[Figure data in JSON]
◇ ◇ ◇ ◇ ◇ ◇ ◇

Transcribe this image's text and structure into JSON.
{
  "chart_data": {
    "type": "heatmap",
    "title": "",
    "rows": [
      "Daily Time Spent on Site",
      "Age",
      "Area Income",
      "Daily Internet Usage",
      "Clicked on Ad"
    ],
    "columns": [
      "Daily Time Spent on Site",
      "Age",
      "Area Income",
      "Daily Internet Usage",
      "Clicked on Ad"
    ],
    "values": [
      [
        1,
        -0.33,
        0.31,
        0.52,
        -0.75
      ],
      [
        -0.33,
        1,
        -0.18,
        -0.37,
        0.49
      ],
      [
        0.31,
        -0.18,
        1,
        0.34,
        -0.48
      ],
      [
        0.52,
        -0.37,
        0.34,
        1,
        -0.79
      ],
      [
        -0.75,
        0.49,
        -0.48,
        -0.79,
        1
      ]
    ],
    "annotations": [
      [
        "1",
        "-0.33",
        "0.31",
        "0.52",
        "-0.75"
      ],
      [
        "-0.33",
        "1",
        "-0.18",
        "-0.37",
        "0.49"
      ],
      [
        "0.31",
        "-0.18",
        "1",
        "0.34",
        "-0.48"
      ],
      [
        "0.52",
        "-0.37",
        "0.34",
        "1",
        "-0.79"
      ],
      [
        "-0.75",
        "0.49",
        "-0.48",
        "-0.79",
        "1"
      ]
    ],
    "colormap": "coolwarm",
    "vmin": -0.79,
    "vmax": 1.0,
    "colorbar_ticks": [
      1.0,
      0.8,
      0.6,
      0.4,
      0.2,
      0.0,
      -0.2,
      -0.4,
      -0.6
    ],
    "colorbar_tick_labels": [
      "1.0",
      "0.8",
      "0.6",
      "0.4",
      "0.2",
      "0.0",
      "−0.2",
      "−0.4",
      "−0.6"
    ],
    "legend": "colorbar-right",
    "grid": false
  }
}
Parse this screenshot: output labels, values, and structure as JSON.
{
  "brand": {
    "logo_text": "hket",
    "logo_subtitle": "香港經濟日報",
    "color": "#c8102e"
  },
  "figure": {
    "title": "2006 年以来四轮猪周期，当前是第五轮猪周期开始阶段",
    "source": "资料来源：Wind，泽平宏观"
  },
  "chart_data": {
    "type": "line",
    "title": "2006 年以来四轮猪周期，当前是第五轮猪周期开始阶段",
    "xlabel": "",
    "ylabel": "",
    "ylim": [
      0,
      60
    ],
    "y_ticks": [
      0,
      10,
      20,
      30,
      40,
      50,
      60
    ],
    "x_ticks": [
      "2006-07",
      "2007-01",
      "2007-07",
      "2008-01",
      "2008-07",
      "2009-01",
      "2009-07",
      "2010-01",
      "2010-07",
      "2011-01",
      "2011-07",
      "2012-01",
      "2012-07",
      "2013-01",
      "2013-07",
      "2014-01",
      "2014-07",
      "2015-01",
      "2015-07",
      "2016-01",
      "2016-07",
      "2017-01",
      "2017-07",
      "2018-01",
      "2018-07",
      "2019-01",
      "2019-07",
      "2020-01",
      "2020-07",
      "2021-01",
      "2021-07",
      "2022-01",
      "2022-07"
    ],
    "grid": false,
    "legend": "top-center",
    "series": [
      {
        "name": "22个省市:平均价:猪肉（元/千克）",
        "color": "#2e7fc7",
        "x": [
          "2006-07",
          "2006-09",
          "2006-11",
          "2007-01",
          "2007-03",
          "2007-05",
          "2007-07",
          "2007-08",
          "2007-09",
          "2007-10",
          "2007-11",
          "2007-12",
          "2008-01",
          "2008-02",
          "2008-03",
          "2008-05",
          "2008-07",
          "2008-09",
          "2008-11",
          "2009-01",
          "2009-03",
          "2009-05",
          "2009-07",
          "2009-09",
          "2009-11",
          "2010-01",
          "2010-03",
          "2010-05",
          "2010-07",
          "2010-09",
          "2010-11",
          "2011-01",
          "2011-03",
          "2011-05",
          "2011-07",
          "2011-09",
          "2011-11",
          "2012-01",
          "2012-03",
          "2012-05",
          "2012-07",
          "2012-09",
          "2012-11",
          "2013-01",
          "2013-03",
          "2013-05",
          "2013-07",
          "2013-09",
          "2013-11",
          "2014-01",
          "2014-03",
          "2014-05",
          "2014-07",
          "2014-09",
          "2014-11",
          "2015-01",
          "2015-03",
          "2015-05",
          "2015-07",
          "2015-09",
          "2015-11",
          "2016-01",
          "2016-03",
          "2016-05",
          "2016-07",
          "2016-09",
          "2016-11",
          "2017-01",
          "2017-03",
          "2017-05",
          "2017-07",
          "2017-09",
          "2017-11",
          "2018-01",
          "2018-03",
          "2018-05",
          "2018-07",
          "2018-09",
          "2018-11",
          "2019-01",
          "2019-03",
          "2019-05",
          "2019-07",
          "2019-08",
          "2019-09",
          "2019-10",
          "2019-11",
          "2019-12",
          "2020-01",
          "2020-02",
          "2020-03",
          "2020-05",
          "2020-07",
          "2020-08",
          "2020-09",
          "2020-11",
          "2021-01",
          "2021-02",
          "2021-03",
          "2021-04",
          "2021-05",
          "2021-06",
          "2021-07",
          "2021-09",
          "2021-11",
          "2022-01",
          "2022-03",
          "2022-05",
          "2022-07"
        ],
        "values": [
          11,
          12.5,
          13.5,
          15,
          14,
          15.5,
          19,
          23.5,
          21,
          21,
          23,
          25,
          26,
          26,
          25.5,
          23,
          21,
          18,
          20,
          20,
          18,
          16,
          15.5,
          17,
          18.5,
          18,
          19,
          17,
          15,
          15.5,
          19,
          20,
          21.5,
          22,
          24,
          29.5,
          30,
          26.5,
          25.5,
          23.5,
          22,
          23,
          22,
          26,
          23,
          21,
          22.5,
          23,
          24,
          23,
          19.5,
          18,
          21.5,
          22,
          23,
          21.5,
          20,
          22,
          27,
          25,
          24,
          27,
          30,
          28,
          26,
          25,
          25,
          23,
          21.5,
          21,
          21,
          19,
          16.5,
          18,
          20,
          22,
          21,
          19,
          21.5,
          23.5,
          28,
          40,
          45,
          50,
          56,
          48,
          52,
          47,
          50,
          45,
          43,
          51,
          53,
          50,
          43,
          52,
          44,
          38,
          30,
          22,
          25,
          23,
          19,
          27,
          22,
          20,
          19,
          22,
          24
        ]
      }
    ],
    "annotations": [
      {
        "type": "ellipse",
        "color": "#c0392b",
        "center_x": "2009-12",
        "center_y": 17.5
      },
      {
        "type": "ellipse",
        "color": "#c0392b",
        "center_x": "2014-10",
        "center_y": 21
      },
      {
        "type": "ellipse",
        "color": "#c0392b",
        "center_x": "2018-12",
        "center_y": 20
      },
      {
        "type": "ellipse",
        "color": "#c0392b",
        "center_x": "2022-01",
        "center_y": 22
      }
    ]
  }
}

◇ ◇ ◇ ◇ ◇ ◇ ◇

§ **EXERCISE OBJECTIVE**
Sift the material for lines with the string "values". Copy each one found.

§ **EXERCISE SOLUTION**
    "values": [
Parse this screenshot: output labels, values, and structure as JSON.
        "values": [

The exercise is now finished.